■ **REQUIRED WORK**: Going through the material below, please gather all lines with the word "multiple" in them.

■ **RECORD EXCERPTS**:
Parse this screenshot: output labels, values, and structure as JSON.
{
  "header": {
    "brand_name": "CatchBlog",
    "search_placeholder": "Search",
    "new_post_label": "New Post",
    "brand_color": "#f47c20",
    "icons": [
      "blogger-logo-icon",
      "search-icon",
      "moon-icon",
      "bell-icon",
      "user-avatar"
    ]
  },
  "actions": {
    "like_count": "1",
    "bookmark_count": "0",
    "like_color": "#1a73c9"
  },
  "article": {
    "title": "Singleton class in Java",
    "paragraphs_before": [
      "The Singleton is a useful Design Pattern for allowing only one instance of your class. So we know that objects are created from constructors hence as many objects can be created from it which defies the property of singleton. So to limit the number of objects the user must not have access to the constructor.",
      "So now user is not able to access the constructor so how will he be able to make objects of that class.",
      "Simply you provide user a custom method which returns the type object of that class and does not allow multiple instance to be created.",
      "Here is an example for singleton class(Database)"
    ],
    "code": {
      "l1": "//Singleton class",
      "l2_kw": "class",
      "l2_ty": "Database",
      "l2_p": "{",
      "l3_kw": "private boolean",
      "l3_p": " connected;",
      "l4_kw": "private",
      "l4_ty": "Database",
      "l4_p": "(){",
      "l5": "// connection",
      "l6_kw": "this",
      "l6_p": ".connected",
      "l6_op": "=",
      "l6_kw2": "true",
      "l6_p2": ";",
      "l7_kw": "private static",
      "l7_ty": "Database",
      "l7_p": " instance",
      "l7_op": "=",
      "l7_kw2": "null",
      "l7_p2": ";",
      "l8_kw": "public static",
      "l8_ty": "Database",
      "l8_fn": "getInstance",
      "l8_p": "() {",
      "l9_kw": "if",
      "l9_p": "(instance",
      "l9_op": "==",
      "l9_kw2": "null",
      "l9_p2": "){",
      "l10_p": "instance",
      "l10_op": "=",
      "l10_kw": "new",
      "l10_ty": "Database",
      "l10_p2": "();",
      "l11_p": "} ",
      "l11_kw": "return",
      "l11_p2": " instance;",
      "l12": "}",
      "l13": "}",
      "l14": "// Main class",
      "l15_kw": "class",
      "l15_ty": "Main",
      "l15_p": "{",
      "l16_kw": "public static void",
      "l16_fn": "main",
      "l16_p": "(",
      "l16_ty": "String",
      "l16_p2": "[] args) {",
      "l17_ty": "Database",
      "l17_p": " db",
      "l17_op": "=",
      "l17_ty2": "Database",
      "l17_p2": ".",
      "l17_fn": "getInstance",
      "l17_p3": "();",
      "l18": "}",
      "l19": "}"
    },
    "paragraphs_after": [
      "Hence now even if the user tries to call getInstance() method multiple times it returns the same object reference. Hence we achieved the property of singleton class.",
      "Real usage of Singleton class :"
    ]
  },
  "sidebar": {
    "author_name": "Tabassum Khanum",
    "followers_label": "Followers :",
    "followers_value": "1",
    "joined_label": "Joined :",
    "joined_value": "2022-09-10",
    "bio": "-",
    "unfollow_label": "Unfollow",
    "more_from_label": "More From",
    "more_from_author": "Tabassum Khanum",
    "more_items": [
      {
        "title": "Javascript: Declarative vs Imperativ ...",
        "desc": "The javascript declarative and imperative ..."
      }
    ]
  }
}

■ **SOLUTION TO THIS EXERCISE**:
      "Simply you provide user a custom method which returns the type object of that class and does not allow multiple instance to be created.",
      "Hence now even if the user tries to call getInstance() method multiple times it returns the same object reference. Hence we achieved the property of singleton class.",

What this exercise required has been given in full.